**SHORT EXERCISE:** Leave every picture out and write out the records below exactly.
........
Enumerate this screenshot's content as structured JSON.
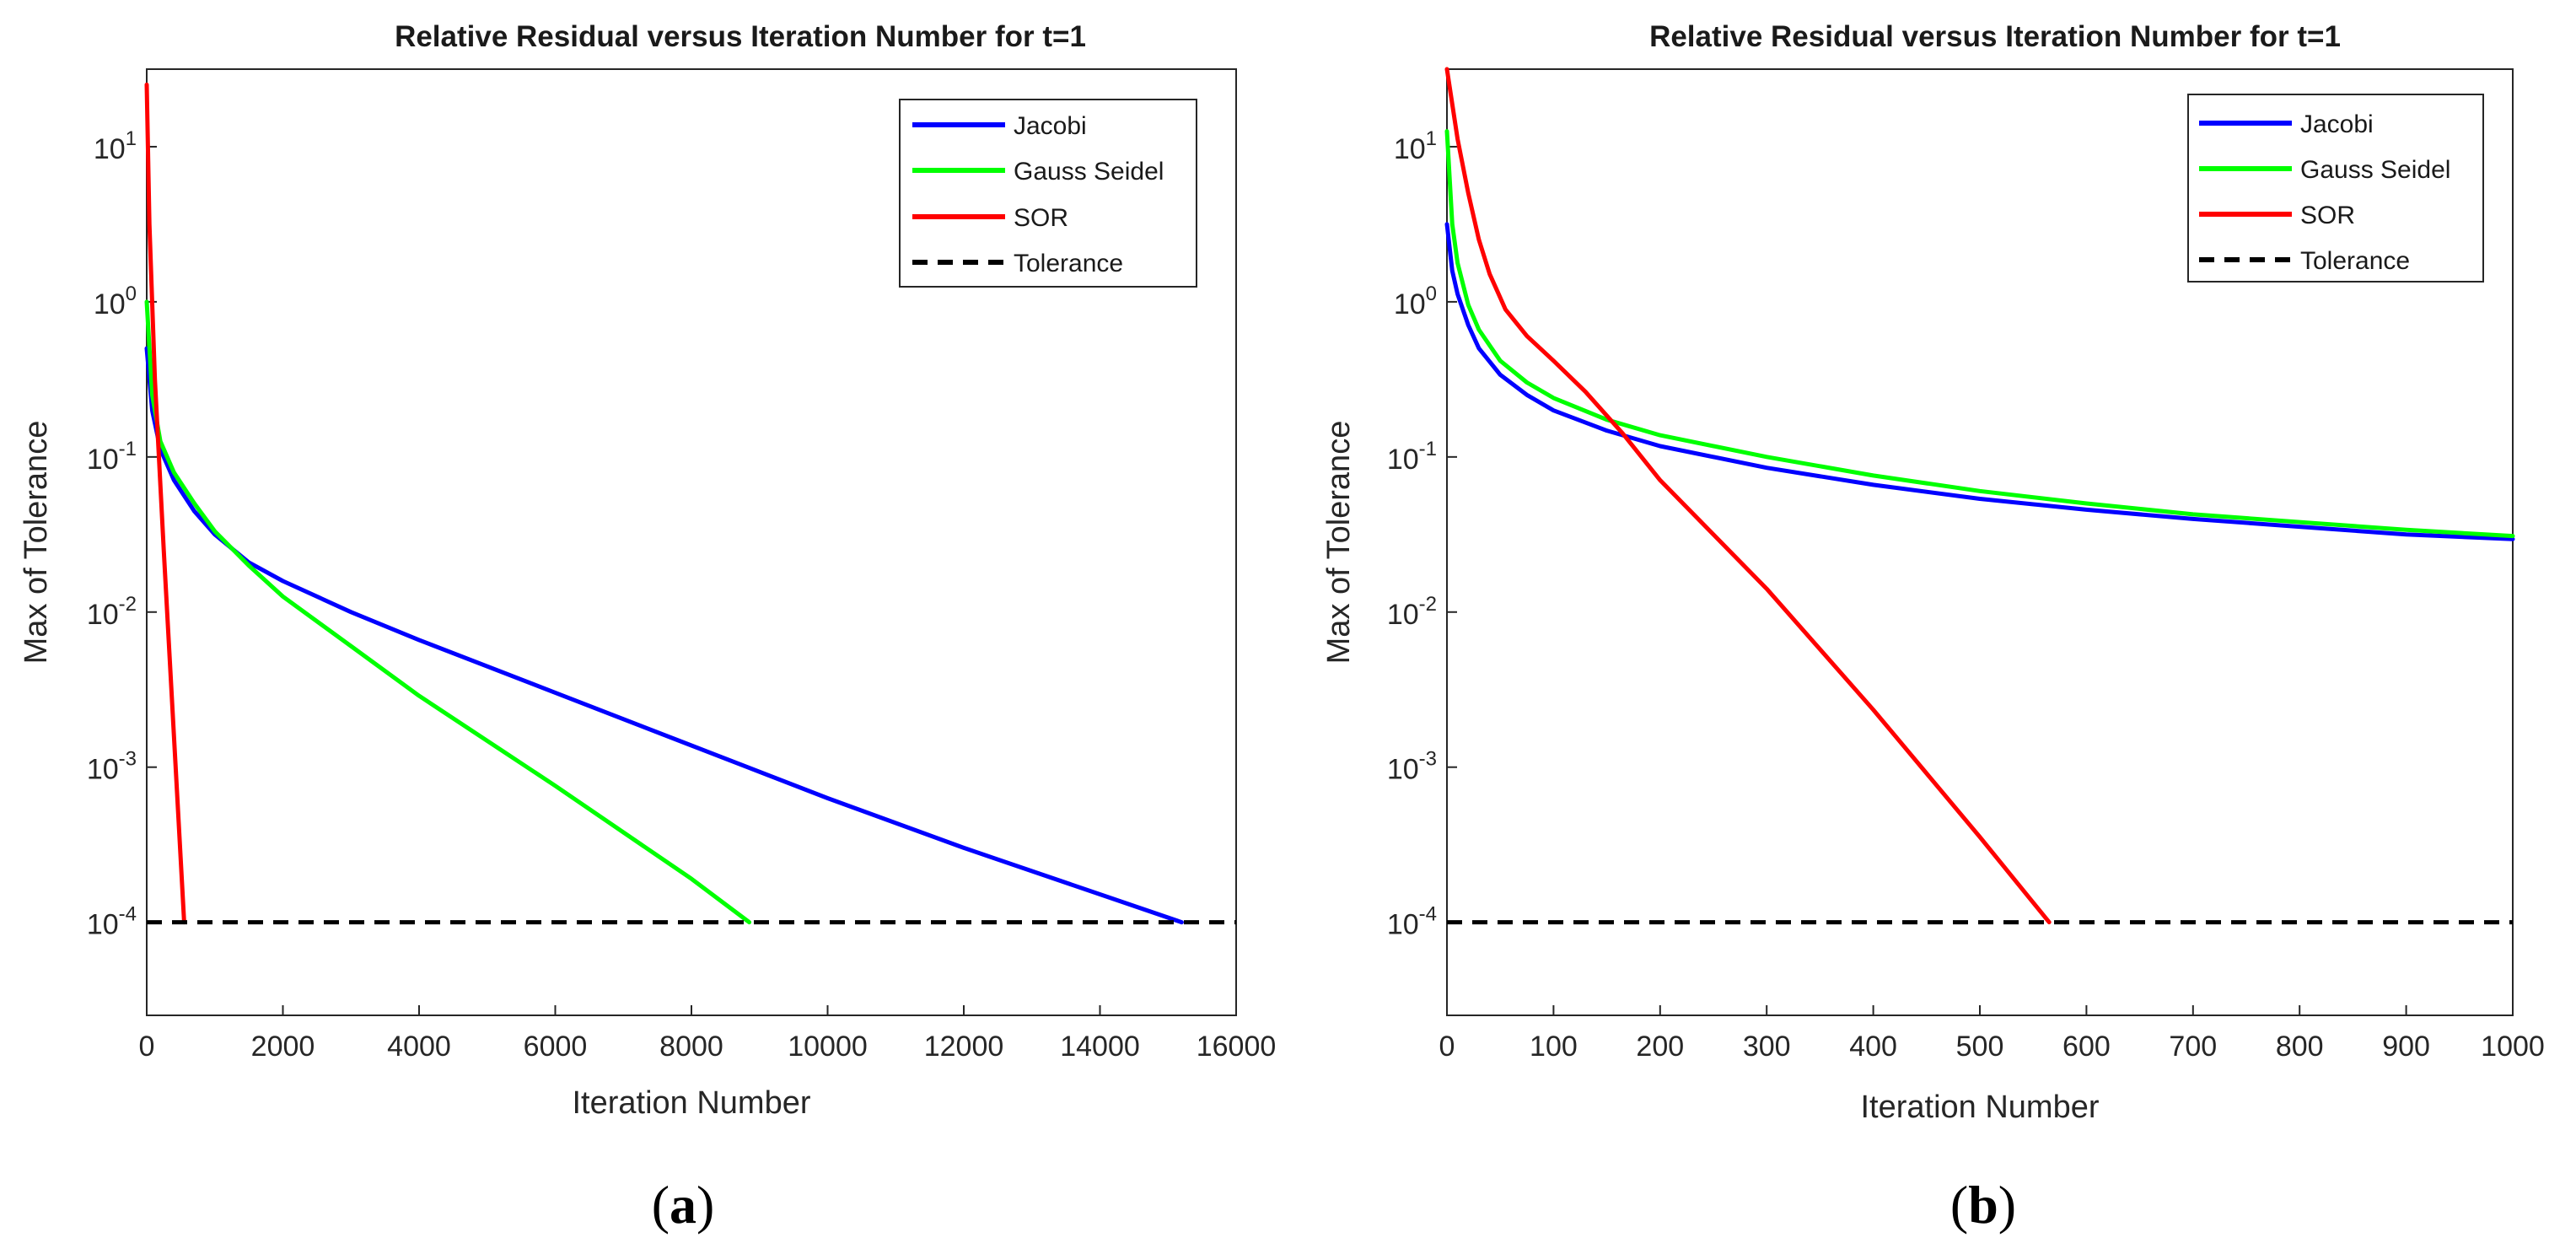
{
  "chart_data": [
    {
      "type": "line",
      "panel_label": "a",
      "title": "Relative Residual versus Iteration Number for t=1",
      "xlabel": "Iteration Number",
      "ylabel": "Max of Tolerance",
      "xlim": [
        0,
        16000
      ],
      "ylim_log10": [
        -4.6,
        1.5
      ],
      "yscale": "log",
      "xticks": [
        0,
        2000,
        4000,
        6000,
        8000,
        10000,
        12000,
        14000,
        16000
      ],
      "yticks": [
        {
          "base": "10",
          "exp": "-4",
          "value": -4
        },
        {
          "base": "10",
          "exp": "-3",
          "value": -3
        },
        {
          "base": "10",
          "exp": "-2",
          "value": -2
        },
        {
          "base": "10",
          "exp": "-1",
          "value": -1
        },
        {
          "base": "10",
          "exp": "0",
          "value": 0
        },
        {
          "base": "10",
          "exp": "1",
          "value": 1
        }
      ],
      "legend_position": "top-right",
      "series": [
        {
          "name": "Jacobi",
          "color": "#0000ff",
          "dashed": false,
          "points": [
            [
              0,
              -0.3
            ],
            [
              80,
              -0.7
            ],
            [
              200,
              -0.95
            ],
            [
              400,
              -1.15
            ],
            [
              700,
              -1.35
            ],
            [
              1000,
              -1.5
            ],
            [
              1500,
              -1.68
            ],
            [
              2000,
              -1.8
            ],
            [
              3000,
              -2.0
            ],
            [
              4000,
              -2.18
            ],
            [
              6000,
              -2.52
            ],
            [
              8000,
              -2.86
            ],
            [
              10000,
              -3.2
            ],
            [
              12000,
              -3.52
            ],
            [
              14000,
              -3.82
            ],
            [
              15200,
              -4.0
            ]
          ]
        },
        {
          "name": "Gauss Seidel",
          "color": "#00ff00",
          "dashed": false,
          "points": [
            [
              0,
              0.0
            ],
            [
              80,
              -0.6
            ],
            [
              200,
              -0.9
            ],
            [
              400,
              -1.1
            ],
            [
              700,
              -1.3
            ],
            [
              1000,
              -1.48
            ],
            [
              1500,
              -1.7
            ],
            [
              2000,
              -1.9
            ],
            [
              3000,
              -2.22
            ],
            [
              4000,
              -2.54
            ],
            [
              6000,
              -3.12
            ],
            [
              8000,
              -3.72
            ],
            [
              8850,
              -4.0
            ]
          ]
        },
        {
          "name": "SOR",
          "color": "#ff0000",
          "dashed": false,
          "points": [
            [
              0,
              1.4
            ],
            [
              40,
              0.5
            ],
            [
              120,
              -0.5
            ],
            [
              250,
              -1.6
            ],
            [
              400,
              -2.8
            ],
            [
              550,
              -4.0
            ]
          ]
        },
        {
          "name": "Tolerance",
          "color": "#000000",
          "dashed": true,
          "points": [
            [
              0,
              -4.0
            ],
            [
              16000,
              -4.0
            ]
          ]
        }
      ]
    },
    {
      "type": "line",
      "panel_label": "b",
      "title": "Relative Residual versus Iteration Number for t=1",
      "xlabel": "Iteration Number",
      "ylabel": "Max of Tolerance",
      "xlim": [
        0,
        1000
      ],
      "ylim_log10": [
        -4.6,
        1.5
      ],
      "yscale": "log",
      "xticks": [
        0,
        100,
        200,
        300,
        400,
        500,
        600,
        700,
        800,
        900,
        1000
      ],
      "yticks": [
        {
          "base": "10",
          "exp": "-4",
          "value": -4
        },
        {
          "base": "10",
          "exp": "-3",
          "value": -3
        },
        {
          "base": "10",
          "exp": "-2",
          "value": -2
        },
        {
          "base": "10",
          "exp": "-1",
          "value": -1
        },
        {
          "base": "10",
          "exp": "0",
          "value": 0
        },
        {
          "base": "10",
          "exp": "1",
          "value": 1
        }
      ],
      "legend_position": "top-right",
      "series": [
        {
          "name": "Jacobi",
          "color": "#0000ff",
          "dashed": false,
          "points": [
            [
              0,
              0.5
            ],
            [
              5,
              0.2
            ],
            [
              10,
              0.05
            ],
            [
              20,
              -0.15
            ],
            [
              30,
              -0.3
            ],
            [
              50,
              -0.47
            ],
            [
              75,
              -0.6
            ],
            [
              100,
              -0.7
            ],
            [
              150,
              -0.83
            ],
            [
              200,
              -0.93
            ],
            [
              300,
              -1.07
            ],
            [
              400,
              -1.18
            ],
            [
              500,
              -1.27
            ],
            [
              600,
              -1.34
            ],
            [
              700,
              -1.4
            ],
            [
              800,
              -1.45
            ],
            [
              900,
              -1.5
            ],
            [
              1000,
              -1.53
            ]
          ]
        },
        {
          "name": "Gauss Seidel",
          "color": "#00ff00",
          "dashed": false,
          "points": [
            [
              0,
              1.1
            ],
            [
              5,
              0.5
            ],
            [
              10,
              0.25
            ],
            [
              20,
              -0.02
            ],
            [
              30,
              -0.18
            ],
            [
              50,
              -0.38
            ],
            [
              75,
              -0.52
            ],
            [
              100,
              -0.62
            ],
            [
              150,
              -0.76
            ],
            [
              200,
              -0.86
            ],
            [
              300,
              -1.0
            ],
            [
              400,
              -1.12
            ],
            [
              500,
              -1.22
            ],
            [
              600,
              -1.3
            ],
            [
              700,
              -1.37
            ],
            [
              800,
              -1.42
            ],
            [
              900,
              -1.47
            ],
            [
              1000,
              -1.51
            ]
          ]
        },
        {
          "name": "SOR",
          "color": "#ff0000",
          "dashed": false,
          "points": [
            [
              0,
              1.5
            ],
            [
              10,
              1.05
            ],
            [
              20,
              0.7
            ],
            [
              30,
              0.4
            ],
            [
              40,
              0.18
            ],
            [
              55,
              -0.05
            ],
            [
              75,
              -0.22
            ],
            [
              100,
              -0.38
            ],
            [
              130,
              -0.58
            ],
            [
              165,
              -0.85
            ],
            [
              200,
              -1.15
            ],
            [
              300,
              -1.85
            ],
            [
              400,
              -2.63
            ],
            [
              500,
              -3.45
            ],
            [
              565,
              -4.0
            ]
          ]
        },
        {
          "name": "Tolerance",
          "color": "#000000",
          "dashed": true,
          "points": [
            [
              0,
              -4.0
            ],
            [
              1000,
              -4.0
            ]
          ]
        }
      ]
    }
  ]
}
........
**EXERCISE RESULT:**
Enumerate this screenshot's content as structured JSON.
{
  "chart_data": [
    {
      "type": "line",
      "panel_label": "a",
      "title": "Relative Residual versus Iteration Number for t=1",
      "xlabel": "Iteration Number",
      "ylabel": "Max of Tolerance",
      "xlim": [
        0,
        16000
      ],
      "ylim_log10": [
        -4.6,
        1.5
      ],
      "yscale": "log",
      "xticks": [
        0,
        2000,
        4000,
        6000,
        8000,
        10000,
        12000,
        14000,
        16000
      ],
      "yticks": [
        {
          "base": "10",
          "exp": "-4",
          "value": -4
        },
        {
          "base": "10",
          "exp": "-3",
          "value": -3
        },
        {
          "base": "10",
          "exp": "-2",
          "value": -2
        },
        {
          "base": "10",
          "exp": "-1",
          "value": -1
        },
        {
          "base": "10",
          "exp": "0",
          "value": 0
        },
        {
          "base": "10",
          "exp": "1",
          "value": 1
        }
      ],
      "legend_position": "top-right",
      "series": [
        {
          "name": "Jacobi",
          "color": "#0000ff",
          "dashed": false,
          "points": [
            [
              0,
              -0.3
            ],
            [
              80,
              -0.7
            ],
            [
              200,
              -0.95
            ],
            [
              400,
              -1.15
            ],
            [
              700,
              -1.35
            ],
            [
              1000,
              -1.5
            ],
            [
              1500,
              -1.68
            ],
            [
              2000,
              -1.8
            ],
            [
              3000,
              -2.0
            ],
            [
              4000,
              -2.18
            ],
            [
              6000,
              -2.52
            ],
            [
              8000,
              -2.86
            ],
            [
              10000,
              -3.2
            ],
            [
              12000,
              -3.52
            ],
            [
              14000,
              -3.82
            ],
            [
              15200,
              -4.0
            ]
          ]
        },
        {
          "name": "Gauss Seidel",
          "color": "#00ff00",
          "dashed": false,
          "points": [
            [
              0,
              0.0
            ],
            [
              80,
              -0.6
            ],
            [
              200,
              -0.9
            ],
            [
              400,
              -1.1
            ],
            [
              700,
              -1.3
            ],
            [
              1000,
              -1.48
            ],
            [
              1500,
              -1.7
            ],
            [
              2000,
              -1.9
            ],
            [
              3000,
              -2.22
            ],
            [
              4000,
              -2.54
            ],
            [
              6000,
              -3.12
            ],
            [
              8000,
              -3.72
            ],
            [
              8850,
              -4.0
            ]
          ]
        },
        {
          "name": "SOR",
          "color": "#ff0000",
          "dashed": false,
          "points": [
            [
              0,
              1.4
            ],
            [
              40,
              0.5
            ],
            [
              120,
              -0.5
            ],
            [
              250,
              -1.6
            ],
            [
              400,
              -2.8
            ],
            [
              550,
              -4.0
            ]
          ]
        },
        {
          "name": "Tolerance",
          "color": "#000000",
          "dashed": true,
          "points": [
            [
              0,
              -4.0
            ],
            [
              16000,
              -4.0
            ]
          ]
        }
      ]
    },
    {
      "type": "line",
      "panel_label": "b",
      "title": "Relative Residual versus Iteration Number for t=1",
      "xlabel": "Iteration Number",
      "ylabel": "Max of Tolerance",
      "xlim": [
        0,
        1000
      ],
      "ylim_log10": [
        -4.6,
        1.5
      ],
      "yscale": "log",
      "xticks": [
        0,
        100,
        200,
        300,
        400,
        500,
        600,
        700,
        800,
        900,
        1000
      ],
      "yticks": [
        {
          "base": "10",
          "exp": "-4",
          "value": -4
        },
        {
          "base": "10",
          "exp": "-3",
          "value": -3
        },
        {
          "base": "10",
          "exp": "-2",
          "value": -2
        },
        {
          "base": "10",
          "exp": "-1",
          "value": -1
        },
        {
          "base": "10",
          "exp": "0",
          "value": 0
        },
        {
          "base": "10",
          "exp": "1",
          "value": 1
        }
      ],
      "legend_position": "top-right",
      "series": [
        {
          "name": "Jacobi",
          "color": "#0000ff",
          "dashed": false,
          "points": [
            [
              0,
              0.5
            ],
            [
              5,
              0.2
            ],
            [
              10,
              0.05
            ],
            [
              20,
              -0.15
            ],
            [
              30,
              -0.3
            ],
            [
              50,
              -0.47
            ],
            [
              75,
              -0.6
            ],
            [
              100,
              -0.7
            ],
            [
              150,
              -0.83
            ],
            [
              200,
              -0.93
            ],
            [
              300,
              -1.07
            ],
            [
              400,
              -1.18
            ],
            [
              500,
              -1.27
            ],
            [
              600,
              -1.34
            ],
            [
              700,
              -1.4
            ],
            [
              800,
              -1.45
            ],
            [
              900,
              -1.5
            ],
            [
              1000,
              -1.53
            ]
          ]
        },
        {
          "name": "Gauss Seidel",
          "color": "#00ff00",
          "dashed": false,
          "points": [
            [
              0,
              1.1
            ],
            [
              5,
              0.5
            ],
            [
              10,
              0.25
            ],
            [
              20,
              -0.02
            ],
            [
              30,
              -0.18
            ],
            [
              50,
              -0.38
            ],
            [
              75,
              -0.52
            ],
            [
              100,
              -0.62
            ],
            [
              150,
              -0.76
            ],
            [
              200,
              -0.86
            ],
            [
              300,
              -1.0
            ],
            [
              400,
              -1.12
            ],
            [
              500,
              -1.22
            ],
            [
              600,
              -1.3
            ],
            [
              700,
              -1.37
            ],
            [
              800,
              -1.42
            ],
            [
              900,
              -1.47
            ],
            [
              1000,
              -1.51
            ]
          ]
        },
        {
          "name": "SOR",
          "color": "#ff0000",
          "dashed": false,
          "points": [
            [
              0,
              1.5
            ],
            [
              10,
              1.05
            ],
            [
              20,
              0.7
            ],
            [
              30,
              0.4
            ],
            [
              40,
              0.18
            ],
            [
              55,
              -0.05
            ],
            [
              75,
              -0.22
            ],
            [
              100,
              -0.38
            ],
            [
              130,
              -0.58
            ],
            [
              165,
              -0.85
            ],
            [
              200,
              -1.15
            ],
            [
              300,
              -1.85
            ],
            [
              400,
              -2.63
            ],
            [
              500,
              -3.45
            ],
            [
              565,
              -4.0
            ]
          ]
        },
        {
          "name": "Tolerance",
          "color": "#000000",
          "dashed": true,
          "points": [
            [
              0,
              -4.0
            ],
            [
              1000,
              -4.0
            ]
          ]
        }
      ]
    }
  ]
}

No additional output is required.